Dataset records
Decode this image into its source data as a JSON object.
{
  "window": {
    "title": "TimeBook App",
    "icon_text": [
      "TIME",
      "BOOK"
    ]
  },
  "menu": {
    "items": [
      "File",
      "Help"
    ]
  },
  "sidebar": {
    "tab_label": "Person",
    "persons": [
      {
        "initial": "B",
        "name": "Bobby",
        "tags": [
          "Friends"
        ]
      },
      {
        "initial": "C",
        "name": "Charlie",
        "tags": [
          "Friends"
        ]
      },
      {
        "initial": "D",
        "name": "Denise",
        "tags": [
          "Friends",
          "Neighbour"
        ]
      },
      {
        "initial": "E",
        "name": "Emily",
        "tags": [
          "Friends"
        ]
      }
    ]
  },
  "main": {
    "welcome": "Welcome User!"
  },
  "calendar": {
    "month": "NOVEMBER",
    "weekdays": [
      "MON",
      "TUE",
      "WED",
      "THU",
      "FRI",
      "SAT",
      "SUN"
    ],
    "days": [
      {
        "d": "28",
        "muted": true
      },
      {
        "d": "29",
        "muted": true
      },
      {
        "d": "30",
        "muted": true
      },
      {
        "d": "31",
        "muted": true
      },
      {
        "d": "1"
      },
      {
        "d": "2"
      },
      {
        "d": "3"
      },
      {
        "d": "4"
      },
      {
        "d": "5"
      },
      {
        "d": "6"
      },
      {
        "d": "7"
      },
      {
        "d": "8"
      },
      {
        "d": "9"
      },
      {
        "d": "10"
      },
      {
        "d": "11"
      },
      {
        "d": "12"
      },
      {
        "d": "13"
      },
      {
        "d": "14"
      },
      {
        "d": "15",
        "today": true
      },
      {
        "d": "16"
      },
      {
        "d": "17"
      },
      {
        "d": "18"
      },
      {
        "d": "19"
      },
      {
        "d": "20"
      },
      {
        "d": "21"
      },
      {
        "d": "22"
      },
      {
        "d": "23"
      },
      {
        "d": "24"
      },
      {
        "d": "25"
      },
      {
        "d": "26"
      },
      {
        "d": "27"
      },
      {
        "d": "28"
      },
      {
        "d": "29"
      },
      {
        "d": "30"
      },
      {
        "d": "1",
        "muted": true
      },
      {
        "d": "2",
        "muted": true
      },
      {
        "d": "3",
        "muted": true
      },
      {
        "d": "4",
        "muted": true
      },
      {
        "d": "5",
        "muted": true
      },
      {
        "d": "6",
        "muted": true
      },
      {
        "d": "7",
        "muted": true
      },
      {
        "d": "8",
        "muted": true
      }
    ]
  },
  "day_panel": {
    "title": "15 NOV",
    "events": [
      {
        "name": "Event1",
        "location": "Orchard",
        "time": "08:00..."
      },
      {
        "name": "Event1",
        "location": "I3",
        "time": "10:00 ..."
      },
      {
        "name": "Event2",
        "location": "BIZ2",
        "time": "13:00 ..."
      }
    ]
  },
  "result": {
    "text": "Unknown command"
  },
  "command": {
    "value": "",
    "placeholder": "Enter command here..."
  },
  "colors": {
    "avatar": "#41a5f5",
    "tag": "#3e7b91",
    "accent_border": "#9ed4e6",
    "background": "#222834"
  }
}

Problem statement
Copy every line of the listing containing the string "initial".

Reply
        "initial": "B",
        "initial": "C",
        "initial": "D",
        "initial": "E",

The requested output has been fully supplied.